(GIVEN REQUEST) Filter this material down to the lines that hold "tamen", copying each one.

(Extracted records)
-----
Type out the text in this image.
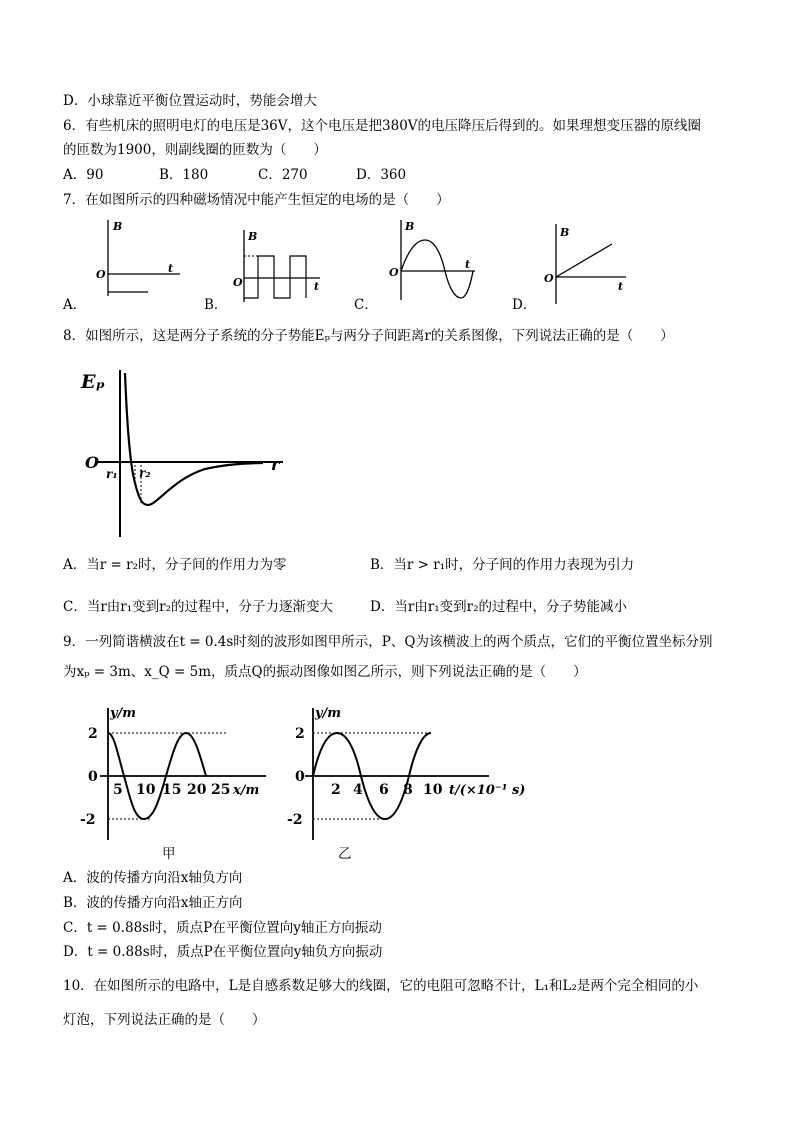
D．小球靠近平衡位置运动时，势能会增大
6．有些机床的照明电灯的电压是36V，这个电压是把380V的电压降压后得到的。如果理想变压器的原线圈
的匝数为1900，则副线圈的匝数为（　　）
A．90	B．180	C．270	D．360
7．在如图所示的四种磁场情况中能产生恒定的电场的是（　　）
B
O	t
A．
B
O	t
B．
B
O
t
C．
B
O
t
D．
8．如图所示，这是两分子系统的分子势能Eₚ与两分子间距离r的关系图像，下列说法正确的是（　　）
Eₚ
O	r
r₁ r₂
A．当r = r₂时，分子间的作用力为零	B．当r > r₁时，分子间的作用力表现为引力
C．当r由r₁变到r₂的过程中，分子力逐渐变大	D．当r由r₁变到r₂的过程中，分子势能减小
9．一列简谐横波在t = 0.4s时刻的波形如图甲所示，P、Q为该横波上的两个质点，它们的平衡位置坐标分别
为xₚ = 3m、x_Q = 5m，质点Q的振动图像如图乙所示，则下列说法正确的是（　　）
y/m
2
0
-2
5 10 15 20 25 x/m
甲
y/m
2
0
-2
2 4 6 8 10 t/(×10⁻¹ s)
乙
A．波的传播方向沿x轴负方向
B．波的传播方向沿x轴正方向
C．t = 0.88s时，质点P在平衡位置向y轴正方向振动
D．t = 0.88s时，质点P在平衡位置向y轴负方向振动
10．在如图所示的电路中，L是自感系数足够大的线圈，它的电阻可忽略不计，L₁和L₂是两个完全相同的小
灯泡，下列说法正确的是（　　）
-----
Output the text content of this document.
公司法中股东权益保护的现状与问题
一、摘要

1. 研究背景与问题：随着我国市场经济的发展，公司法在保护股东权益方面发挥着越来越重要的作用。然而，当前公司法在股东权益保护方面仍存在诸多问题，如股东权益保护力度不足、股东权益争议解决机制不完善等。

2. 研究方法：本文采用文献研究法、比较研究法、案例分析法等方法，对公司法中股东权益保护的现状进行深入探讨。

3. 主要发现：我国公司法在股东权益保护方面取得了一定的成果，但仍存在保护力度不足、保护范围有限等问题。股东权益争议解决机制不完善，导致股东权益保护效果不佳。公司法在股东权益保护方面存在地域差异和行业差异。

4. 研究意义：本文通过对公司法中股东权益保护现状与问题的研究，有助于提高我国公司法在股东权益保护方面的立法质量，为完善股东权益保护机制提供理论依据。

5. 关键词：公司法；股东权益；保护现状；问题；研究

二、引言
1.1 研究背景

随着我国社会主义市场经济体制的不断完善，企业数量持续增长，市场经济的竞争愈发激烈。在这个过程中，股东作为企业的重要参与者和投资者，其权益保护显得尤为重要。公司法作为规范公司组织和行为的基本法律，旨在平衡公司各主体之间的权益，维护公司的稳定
-----
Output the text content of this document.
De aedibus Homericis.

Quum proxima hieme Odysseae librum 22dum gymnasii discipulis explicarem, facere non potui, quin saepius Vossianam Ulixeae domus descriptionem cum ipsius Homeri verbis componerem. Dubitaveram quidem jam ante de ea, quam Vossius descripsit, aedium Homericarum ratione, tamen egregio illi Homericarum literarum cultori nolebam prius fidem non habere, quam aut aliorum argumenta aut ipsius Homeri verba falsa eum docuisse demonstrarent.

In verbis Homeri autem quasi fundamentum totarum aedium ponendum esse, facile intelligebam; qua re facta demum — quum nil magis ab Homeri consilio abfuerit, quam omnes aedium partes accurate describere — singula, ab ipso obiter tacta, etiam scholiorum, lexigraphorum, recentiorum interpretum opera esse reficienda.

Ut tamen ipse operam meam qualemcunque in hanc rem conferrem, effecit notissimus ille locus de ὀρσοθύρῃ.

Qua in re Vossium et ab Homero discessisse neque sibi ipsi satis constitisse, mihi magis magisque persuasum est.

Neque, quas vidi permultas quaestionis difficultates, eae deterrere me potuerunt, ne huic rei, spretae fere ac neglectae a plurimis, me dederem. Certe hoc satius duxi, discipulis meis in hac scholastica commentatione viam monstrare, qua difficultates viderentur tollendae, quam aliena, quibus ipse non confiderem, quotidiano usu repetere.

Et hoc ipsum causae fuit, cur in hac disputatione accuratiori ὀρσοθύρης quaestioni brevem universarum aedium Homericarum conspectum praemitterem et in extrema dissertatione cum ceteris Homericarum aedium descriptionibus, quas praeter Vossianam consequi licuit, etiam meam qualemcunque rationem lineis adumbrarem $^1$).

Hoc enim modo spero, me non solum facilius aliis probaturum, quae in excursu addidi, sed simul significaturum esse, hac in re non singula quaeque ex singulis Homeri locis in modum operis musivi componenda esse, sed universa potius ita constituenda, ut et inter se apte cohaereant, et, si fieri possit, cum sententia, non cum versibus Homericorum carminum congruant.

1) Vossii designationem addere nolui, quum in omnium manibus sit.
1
-----
(SOLUTION BELOW)
Quum proxima hieme Odysseae librum 22dum gymnasii discipulis explicarem, facere non potui, quin saepius Vossianam Ulixeae domus descriptionem cum ipsius Homeri verbis componerem. Dubitaveram quidem jam ante de ea, quam Vossius descripsit, aedium Homericarum ratione, tamen egregio illi Homericarum literarum cultori nolebam prius fidem non habere, quam aut aliorum argumenta aut ipsius Homeri verba falsa eum docuisse demonstrarent.
Ut tamen ipse operam meam qualemcunque in hanc rem conferrem, effecit notissimus ille locus de ὀρσοθύρῃ.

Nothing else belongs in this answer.